Exercise objective
Each entry below must be repeated word for word.

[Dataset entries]
## Begin

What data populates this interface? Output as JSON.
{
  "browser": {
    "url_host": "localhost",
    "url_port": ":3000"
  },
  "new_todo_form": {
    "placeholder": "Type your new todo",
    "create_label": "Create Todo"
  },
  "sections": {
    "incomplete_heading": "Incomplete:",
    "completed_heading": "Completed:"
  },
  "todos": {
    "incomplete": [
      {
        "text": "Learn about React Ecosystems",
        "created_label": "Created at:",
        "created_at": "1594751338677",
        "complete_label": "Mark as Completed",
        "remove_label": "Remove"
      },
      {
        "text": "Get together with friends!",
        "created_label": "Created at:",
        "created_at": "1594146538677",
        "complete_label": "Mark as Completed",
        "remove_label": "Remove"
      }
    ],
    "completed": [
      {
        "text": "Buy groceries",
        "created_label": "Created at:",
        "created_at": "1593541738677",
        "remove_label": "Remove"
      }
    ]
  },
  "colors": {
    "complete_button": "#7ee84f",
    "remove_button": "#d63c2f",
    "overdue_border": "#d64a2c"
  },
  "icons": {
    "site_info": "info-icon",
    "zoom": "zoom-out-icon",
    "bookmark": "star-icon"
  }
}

## End

Written reply
What data populates this interface? Output as JSON.
{
  "browser": {
    "url_host": "localhost",
    "url_port": ":3000"
  },
  "new_todo_form": {
    "placeholder": "Type your new todo",
    "create_label": "Create Todo"
  },
  "sections": {
    "incomplete_heading": "Incomplete:",
    "completed_heading": "Completed:"
  },
  "todos": {
    "incomplete": [
      {
        "text": "Learn about React Ecosystems",
        "created_label": "Created at:",
        "created_at": "1594751338677",
        "complete_label": "Mark as Completed",
        "remove_label": "Remove"
      },
      {
        "text": "Get together with friends!",
        "created_label": "Created at:",
        "created_at": "1594146538677",
        "complete_label": "Mark as Completed",
        "remove_label": "Remove"
      }
    ],
    "completed": [
      {
        "text": "Buy groceries",
        "created_label": "Created at:",
        "created_at": "1593541738677",
        "remove_label": "Remove"
      }
    ]
  },
  "colors": {
    "complete_button": "#7ee84f",
    "remove_button": "#d63c2f",
    "overdue_border": "#d64a2c"
  },
  "icons": {
    "site_info": "info-icon",
    "zoom": "zoom-out-icon",
    "bookmark": "star-icon"
  }
}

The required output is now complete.